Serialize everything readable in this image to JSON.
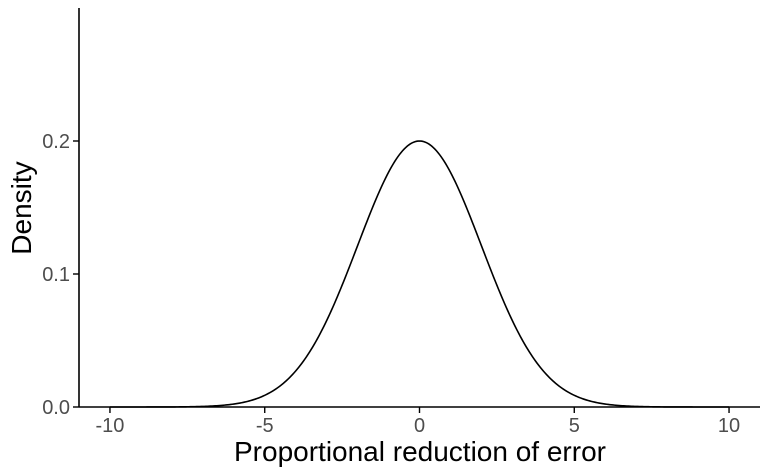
{
  "chart_data": {
    "type": "line",
    "title": "",
    "xlabel": "Proportional reduction of error",
    "ylabel": "Density",
    "xlim": [
      -11,
      11
    ],
    "ylim": [
      0,
      0.3
    ],
    "x_ticks": [
      -10,
      -5,
      0,
      5,
      10
    ],
    "x_tick_labels": [
      "-10",
      "-5",
      "0",
      "5",
      "10"
    ],
    "y_ticks": [
      0.0,
      0.1,
      0.2
    ],
    "y_tick_labels": [
      "0.0",
      "0.1",
      "0.2"
    ],
    "grid": false,
    "legend": "none",
    "series": [
      {
        "color": "#000000",
        "x": [
          -10,
          -9,
          -8,
          -7,
          -6,
          -5,
          -4.5,
          -4,
          -3.5,
          -3,
          -2.5,
          -2,
          -1.5,
          -1,
          -0.5,
          0,
          0.5,
          1,
          1.5,
          2,
          2.5,
          3,
          3.5,
          4,
          4.5,
          5,
          6,
          7,
          8,
          9,
          10
        ],
        "y": [
          0.0,
          0.0002,
          0.0007,
          0.0022,
          0.0065,
          0.0162,
          0.0238,
          0.0325,
          0.0433,
          0.0549,
          0.0705,
          0.0968,
          0.1264,
          0.1545,
          0.1882,
          0.2,
          0.1882,
          0.1545,
          0.1264,
          0.0968,
          0.0705,
          0.0549,
          0.0433,
          0.0325,
          0.0238,
          0.0162,
          0.0065,
          0.0022,
          0.0007,
          0.0002,
          0.0
        ]
      }
    ]
  }
}
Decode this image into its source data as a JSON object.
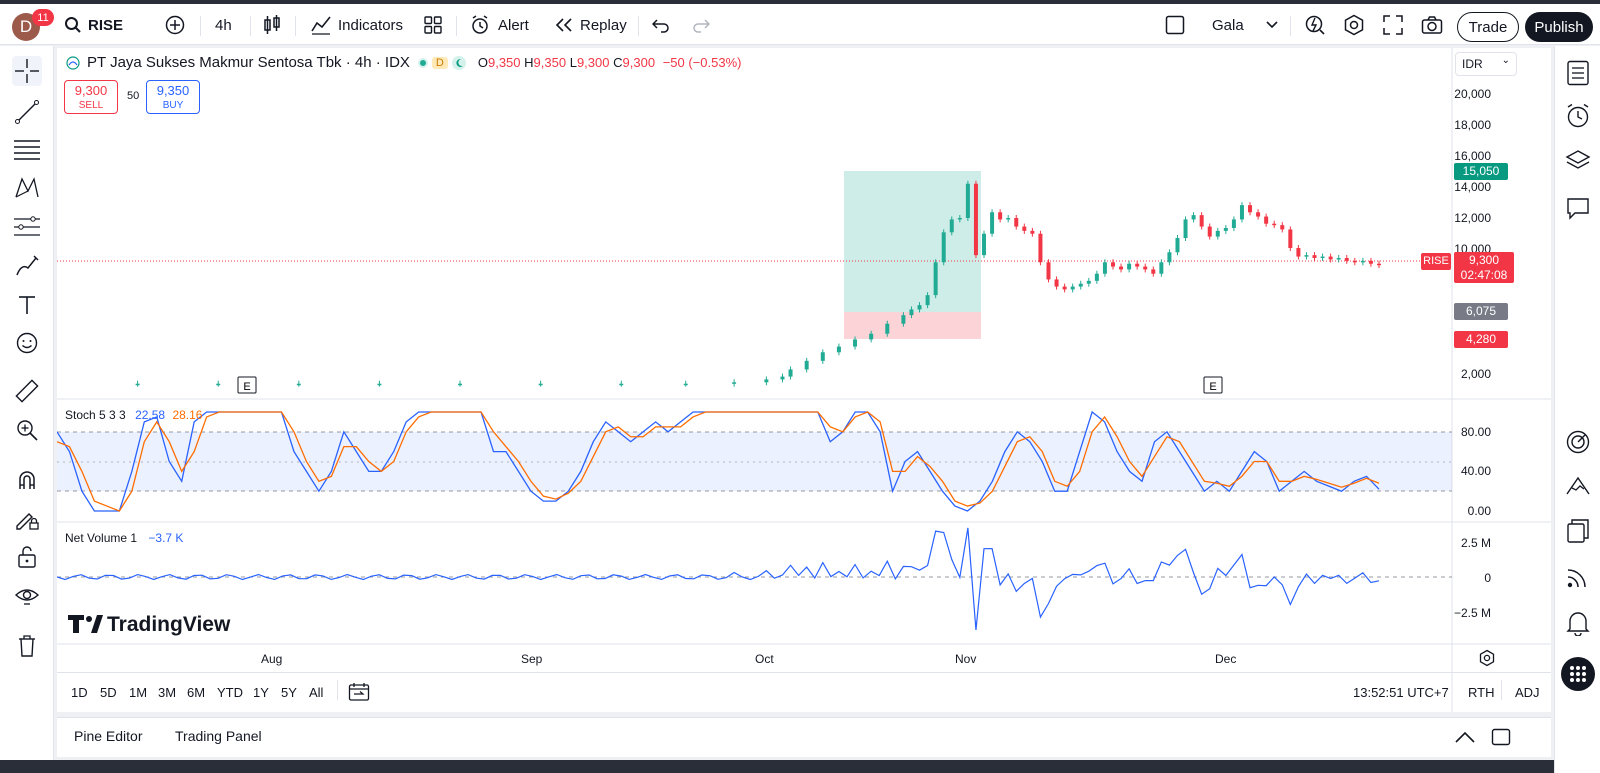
{
  "topbar": {
    "notification_count": "11",
    "avatar_letter": "D",
    "symbol": "RISE",
    "interval": "4h",
    "indicators_label": "Indicators",
    "alert_label": "Alert",
    "replay_label": "Replay",
    "layout_name": "Gala",
    "trade_label": "Trade",
    "publish_label": "Publish"
  },
  "legend": {
    "title": "PT Jaya Sukses Makmur Sentosa Tbk · 4h · IDX",
    "badge_d": "D",
    "open_label": "O",
    "open": "9,350",
    "high_label": "H",
    "high": "9,350",
    "low_label": "L",
    "low": "9,300",
    "close_label": "C",
    "close": "9,300",
    "change": "−50 (−0.53%)"
  },
  "trade": {
    "sell_price": "9,300",
    "sell_label": "SELL",
    "spread": "50",
    "buy_price": "9,350",
    "buy_label": "BUY"
  },
  "price_scale": {
    "currency": "IDR",
    "ticks": [
      "20,000",
      "18,000",
      "16,000",
      "14,000",
      "12,000",
      "10,000",
      "2,000"
    ],
    "tags": {
      "target": "15,050",
      "symbol": "RISE",
      "last": "9,300",
      "countdown": "02:47:08",
      "entry": "6,075",
      "stop": "4,280"
    }
  },
  "indicators": {
    "stoch": {
      "name": "Stoch 5 3 3",
      "k": "22.58",
      "d": "28.16",
      "ticks": [
        "80.00",
        "40.00",
        "0.00"
      ]
    },
    "net_volume": {
      "name": "Net Volume 1",
      "value": "−3.7 K",
      "ticks": [
        "2.5 M",
        "0",
        "−2.5 M"
      ]
    }
  },
  "events": [
    "E",
    "E"
  ],
  "watermark": "TradingView",
  "time_axis": [
    "Aug",
    "Sep",
    "Oct",
    "Nov",
    "Dec"
  ],
  "ranges": [
    "1D",
    "5D",
    "1M",
    "3M",
    "6M",
    "YTD",
    "1Y",
    "5Y",
    "All"
  ],
  "clock": "13:52:51 UTC+7",
  "session": "RTH",
  "adj": "ADJ",
  "bottom_tabs": [
    "Pine Editor",
    "Trading Panel"
  ],
  "colors": {
    "up": "#22ab94",
    "down": "#f23645",
    "stoch_k": "#2962ff",
    "stoch_d": "#ff6d00",
    "netvol": "#2962ff"
  },
  "chart_data": {
    "type": "candlestick",
    "x_ticks": [
      "Aug",
      "Sep",
      "Oct",
      "Nov",
      "Dec"
    ],
    "y_ticks": [
      2000,
      10000,
      12000,
      14000,
      16000,
      18000,
      20000
    ],
    "ylim": [
      0,
      21000
    ],
    "series": [
      {
        "name": "price",
        "points": [
          [
            0,
            1000
          ],
          [
            10,
            1000
          ],
          [
            20,
            1000
          ],
          [
            30,
            1000
          ],
          [
            40,
            1000
          ],
          [
            50,
            1000
          ],
          [
            60,
            1000
          ],
          [
            70,
            1000
          ],
          [
            78,
            1000
          ],
          [
            84,
            1100
          ],
          [
            88,
            1300
          ],
          [
            90,
            1500
          ],
          [
            91,
            2000
          ],
          [
            93,
            2600
          ],
          [
            95,
            3200
          ],
          [
            97,
            3600
          ],
          [
            99,
            4100
          ],
          [
            101,
            4500
          ],
          [
            103,
            5200
          ],
          [
            105,
            5800
          ],
          [
            106,
            6200
          ],
          [
            107,
            6500
          ],
          [
            108,
            7200
          ],
          [
            109,
            9500
          ],
          [
            110,
            11600
          ],
          [
            111,
            12500
          ],
          [
            112,
            12600
          ],
          [
            113,
            15000
          ],
          [
            114,
            10000
          ],
          [
            115,
            11500
          ],
          [
            116,
            13000
          ],
          [
            117,
            12500
          ],
          [
            118,
            12600
          ],
          [
            119,
            12000
          ],
          [
            120,
            11700
          ],
          [
            121,
            11500
          ],
          [
            122,
            9500
          ],
          [
            123,
            8300
          ],
          [
            124,
            7800
          ],
          [
            125,
            7600
          ],
          [
            126,
            7800
          ],
          [
            127,
            8000
          ],
          [
            128,
            8200
          ],
          [
            129,
            8700
          ],
          [
            130,
            9500
          ],
          [
            131,
            9200
          ],
          [
            132,
            9000
          ],
          [
            133,
            9400
          ],
          [
            134,
            9200
          ],
          [
            135,
            9000
          ],
          [
            136,
            8700
          ],
          [
            137,
            9500
          ],
          [
            138,
            10200
          ],
          [
            139,
            11200
          ],
          [
            140,
            12500
          ],
          [
            141,
            12800
          ],
          [
            142,
            12000
          ],
          [
            143,
            11300
          ],
          [
            144,
            11700
          ],
          [
            145,
            11900
          ],
          [
            146,
            12500
          ],
          [
            147,
            13500
          ],
          [
            148,
            13000
          ],
          [
            149,
            12700
          ],
          [
            150,
            12200
          ],
          [
            151,
            12100
          ],
          [
            152,
            11800
          ],
          [
            153,
            10500
          ],
          [
            154,
            9900
          ],
          [
            155,
            10000
          ],
          [
            156,
            9800
          ],
          [
            157,
            9900
          ],
          [
            158,
            9700
          ],
          [
            159,
            9800
          ],
          [
            160,
            9600
          ],
          [
            161,
            9500
          ],
          [
            162,
            9600
          ],
          [
            163,
            9400
          ],
          [
            164,
            9300
          ]
        ]
      }
    ],
    "stoch": {
      "k": [
        80,
        60,
        20,
        0,
        0,
        0,
        40,
        90,
        95,
        50,
        30,
        90,
        100,
        100,
        100,
        100,
        100,
        100,
        100,
        60,
        40,
        20,
        40,
        80,
        60,
        40,
        40,
        60,
        90,
        100,
        100,
        100,
        100,
        100,
        100,
        60,
        60,
        40,
        20,
        10,
        10,
        20,
        40,
        70,
        90,
        80,
        70,
        80,
        90,
        80,
        90,
        100,
        100,
        100,
        100,
        100,
        100,
        100,
        100,
        100,
        100,
        100,
        70,
        80,
        100,
        100,
        80,
        20,
        50,
        60,
        40,
        20,
        5,
        0,
        10,
        30,
        60,
        80,
        70,
        50,
        20,
        20,
        60,
        100,
        90,
        60,
        40,
        30,
        70,
        80,
        60,
        40,
        20,
        30,
        20,
        40,
        60,
        50,
        20,
        30,
        40,
        30,
        25,
        20,
        30,
        35,
        22
      ],
      "d": [
        70,
        65,
        40,
        10,
        5,
        0,
        20,
        70,
        90,
        70,
        40,
        60,
        95,
        100,
        100,
        100,
        100,
        100,
        100,
        80,
        50,
        30,
        35,
        65,
        65,
        50,
        40,
        50,
        80,
        95,
        100,
        100,
        100,
        100,
        100,
        80,
        65,
        50,
        30,
        15,
        12,
        18,
        30,
        55,
        80,
        85,
        75,
        75,
        85,
        85,
        85,
        95,
        100,
        100,
        100,
        100,
        100,
        100,
        100,
        100,
        100,
        100,
        85,
        80,
        95,
        100,
        90,
        40,
        40,
        55,
        45,
        30,
        10,
        5,
        8,
        20,
        45,
        70,
        75,
        60,
        30,
        25,
        40,
        80,
        95,
        75,
        50,
        35,
        55,
        75,
        70,
        50,
        30,
        28,
        25,
        35,
        50,
        50,
        30,
        30,
        35,
        32,
        28,
        24,
        28,
        33,
        28
      ]
    }
  }
}
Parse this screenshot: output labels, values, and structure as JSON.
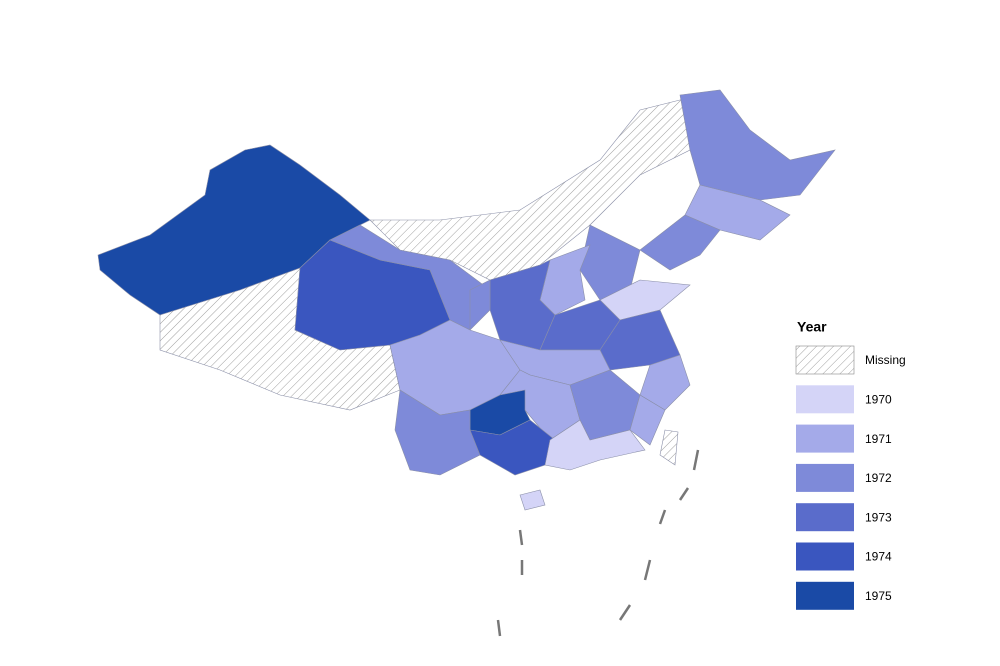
{
  "legend": {
    "title": "Year",
    "items": [
      {
        "label": "Missing",
        "fill": "hatch"
      },
      {
        "label": "1970",
        "color": "#d4d4f7"
      },
      {
        "label": "1971",
        "color": "#a4aae9"
      },
      {
        "label": "1972",
        "color": "#7e8ad9"
      },
      {
        "label": "1973",
        "color": "#5a6ccb"
      },
      {
        "label": "1974",
        "color": "#3a56bf"
      },
      {
        "label": "1975",
        "color": "#1a4aa6"
      }
    ]
  }
}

◆ REQUIRED WORK:
Starting at the line that holds "Parse this screenshot: output", repeat every line through the end of the listing exactly as written, skipping any picture.

◆ RESULT OF THIS TASK:
Parse this screenshot: output labels, values, and structure as JSON.
{
  "legend": {
    "title": "Year",
    "items": [
      {
        "label": "Missing",
        "fill": "hatch"
      },
      {
        "label": "1970",
        "color": "#d4d4f7"
      },
      {
        "label": "1971",
        "color": "#a4aae9"
      },
      {
        "label": "1972",
        "color": "#7e8ad9"
      },
      {
        "label": "1973",
        "color": "#5a6ccb"
      },
      {
        "label": "1974",
        "color": "#3a56bf"
      },
      {
        "label": "1975",
        "color": "#1a4aa6"
      }
    ]
  }
}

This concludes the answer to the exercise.